■ **TASKS FOR THIS EXERCISE**:
a) Decide whether each statement agrees with the Azoth announcement below, answering yes or no and quoting the deciding words: (i) Azoth is open source; (ii) the author first came across program obfuscation around November 2023; (iii) in Mirage, users execute contracts whose runtime bytecode has been obfuscated on the EVM.
b) From the opening paragraph of the Azoth announcement below, list every effect it attributes to Azoth.
c) Write out everything in the Azoth announcement below from "We're excited to" down to "on the EVM.", word for word.

■ **SOURCE EXCERPT**:
◇ ◇ ◇

Introducing Azoth: A Deterministic EVM Bytecode Obfuscator

August 22, 2025 by Samuel Alake

We're excited to introduce Azoth, an open-source EVM bytecode obfuscator. It preserves contract logic while dissolving recognizable patterns, making reverse engineering at scale costly and impractical.

Preface

I first came across the term program obfuscation in this blog post: Programmable Cryptography I around November 2024, and I was hell-bent on practically proving the concept. Next thing I know, Mirage

Here's an analogy for Mirage: say Alice wants to make an on-chain transaction such that an outside observer cannot easily tell if Alice's on-chain action is a privacy-seeking transaction or just business as usual. Mirage is how Alice gets that executed. In Mirage, users fulfill their transactions by executing contracts whose runtime bytecode has been obfuscated on the EVM.

Wait, why is bytecode obfuscation needed?

◇ ◇ ◇

■ **DATA EXCERPTS**:

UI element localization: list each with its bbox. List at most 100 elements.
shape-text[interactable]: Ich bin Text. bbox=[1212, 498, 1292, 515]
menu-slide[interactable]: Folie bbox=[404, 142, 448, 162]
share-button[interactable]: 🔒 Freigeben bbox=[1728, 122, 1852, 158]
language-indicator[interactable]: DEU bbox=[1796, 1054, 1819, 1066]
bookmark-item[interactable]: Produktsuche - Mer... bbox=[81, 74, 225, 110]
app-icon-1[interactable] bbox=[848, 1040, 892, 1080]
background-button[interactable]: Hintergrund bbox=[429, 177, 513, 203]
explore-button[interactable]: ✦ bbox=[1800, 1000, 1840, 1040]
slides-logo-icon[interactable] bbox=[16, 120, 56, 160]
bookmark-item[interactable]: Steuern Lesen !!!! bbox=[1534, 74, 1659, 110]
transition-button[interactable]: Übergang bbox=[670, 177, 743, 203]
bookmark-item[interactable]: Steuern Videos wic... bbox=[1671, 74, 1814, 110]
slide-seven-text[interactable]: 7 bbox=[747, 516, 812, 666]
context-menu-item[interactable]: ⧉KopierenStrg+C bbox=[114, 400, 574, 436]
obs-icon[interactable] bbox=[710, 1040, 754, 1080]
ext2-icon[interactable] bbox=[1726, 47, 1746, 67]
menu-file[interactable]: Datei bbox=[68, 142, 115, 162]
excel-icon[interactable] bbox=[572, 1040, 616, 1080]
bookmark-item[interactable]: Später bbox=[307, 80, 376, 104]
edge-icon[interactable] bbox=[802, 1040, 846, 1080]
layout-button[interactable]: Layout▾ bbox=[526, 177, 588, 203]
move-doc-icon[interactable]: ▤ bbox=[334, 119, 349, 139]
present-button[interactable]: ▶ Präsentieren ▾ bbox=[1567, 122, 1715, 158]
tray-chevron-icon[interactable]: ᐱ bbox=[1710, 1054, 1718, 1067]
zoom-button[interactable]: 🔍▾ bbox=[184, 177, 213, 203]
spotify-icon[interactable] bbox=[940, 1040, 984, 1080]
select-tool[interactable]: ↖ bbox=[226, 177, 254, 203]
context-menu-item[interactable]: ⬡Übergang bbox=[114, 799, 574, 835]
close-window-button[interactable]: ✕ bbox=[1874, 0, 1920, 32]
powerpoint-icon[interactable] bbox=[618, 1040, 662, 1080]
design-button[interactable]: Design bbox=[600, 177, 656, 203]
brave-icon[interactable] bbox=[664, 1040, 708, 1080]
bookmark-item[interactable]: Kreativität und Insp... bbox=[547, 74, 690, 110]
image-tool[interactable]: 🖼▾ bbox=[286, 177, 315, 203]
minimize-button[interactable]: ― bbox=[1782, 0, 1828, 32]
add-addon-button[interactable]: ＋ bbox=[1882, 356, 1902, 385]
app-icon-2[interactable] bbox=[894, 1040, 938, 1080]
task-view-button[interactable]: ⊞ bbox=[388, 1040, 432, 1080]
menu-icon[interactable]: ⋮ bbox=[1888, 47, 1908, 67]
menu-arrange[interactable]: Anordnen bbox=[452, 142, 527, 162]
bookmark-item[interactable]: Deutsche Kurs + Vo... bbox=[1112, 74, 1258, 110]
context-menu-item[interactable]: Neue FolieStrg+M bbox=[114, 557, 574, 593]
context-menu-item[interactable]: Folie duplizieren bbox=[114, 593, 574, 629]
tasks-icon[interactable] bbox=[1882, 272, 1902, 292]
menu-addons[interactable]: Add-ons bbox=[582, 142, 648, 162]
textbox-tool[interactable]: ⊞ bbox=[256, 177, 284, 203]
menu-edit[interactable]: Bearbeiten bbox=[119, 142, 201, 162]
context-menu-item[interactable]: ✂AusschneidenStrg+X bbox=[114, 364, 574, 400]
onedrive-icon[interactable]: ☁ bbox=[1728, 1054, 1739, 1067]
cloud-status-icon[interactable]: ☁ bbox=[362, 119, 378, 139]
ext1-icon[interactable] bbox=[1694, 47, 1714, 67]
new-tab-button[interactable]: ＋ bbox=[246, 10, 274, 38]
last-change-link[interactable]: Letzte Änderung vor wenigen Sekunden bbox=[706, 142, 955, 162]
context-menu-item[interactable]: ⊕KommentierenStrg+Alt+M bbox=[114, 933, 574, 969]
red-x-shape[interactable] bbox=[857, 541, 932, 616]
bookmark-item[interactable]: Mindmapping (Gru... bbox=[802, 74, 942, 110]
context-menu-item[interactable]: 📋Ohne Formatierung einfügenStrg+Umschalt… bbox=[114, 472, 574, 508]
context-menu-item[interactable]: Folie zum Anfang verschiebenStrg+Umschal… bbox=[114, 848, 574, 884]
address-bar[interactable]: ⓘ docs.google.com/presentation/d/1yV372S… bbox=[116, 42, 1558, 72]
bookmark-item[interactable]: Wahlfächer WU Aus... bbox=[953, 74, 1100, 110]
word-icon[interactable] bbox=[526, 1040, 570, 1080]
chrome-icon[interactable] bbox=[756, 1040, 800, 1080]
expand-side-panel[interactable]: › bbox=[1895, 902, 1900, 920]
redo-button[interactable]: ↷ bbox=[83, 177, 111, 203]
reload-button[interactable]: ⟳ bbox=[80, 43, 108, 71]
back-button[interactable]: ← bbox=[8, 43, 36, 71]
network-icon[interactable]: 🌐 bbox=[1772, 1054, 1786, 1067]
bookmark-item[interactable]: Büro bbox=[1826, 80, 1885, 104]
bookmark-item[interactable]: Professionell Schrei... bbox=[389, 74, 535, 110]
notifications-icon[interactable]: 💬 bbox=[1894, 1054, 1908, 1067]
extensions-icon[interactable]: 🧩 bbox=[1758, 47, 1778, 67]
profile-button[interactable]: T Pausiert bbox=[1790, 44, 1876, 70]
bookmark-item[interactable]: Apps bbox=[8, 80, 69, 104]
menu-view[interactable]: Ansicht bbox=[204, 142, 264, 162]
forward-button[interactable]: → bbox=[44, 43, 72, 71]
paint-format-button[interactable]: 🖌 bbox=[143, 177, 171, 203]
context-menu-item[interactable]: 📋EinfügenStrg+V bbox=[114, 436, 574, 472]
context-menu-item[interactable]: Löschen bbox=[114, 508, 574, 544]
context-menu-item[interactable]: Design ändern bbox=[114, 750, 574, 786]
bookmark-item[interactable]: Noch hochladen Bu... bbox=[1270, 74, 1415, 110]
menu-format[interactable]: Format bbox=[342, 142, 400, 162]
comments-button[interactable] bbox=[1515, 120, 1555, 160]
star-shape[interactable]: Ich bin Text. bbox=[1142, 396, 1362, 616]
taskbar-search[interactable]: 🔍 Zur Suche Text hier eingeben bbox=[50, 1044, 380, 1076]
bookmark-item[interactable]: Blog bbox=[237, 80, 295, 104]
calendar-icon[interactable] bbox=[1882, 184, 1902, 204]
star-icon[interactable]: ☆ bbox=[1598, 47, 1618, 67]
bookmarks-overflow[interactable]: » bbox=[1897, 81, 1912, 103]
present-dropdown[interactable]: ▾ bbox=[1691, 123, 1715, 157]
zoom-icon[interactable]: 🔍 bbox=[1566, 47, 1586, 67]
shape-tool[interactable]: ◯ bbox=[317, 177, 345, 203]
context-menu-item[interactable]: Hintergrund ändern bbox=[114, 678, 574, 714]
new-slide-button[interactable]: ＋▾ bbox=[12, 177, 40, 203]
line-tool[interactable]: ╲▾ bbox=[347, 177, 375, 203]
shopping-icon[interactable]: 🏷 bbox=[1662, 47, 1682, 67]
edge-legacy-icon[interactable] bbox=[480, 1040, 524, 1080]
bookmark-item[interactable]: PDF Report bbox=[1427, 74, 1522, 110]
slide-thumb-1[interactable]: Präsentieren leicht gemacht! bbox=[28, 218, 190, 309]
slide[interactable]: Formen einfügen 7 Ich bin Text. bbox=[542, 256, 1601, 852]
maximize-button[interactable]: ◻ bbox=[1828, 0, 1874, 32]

◇ ◇ ◇

■ **SET OF ANSWERS**:
a)
(i) Yes: "an open-source EVM bytecode obfuscator"
(ii) No: "around November 2024"
(iii) Yes: "users fulfill their transactions by executing contracts whose runtime bytecode has been obfuscated on the EVM"

b)
- It preserves contract logic.
- It dissolves recognizable patterns.
- It makes reverse engineering at scale costly and impractical.

c)
We're excited to introduce Azoth, an open-source EVM bytecode obfuscator. It preserves contract logic while dissolving recognizable patterns, making reverse engineering at scale costly and impractical.

Preface

I first came across the term program obfuscation in this blog post: Programmable Cryptography I around November 2024, and I was hell-bent on practically proving the concept. Next thing I know, Mirage

Here's an analogy for Mirage: say Alice wants to make an on-chain transaction such that an outside observer cannot easily tell if Alice's on-chain action is a privacy-seeking transaction or just business as usual. Mirage is how Alice gets that executed. In Mirage, users fulfill their transactions by executing contracts whose runtime bytecode has been obfuscated on the EVM.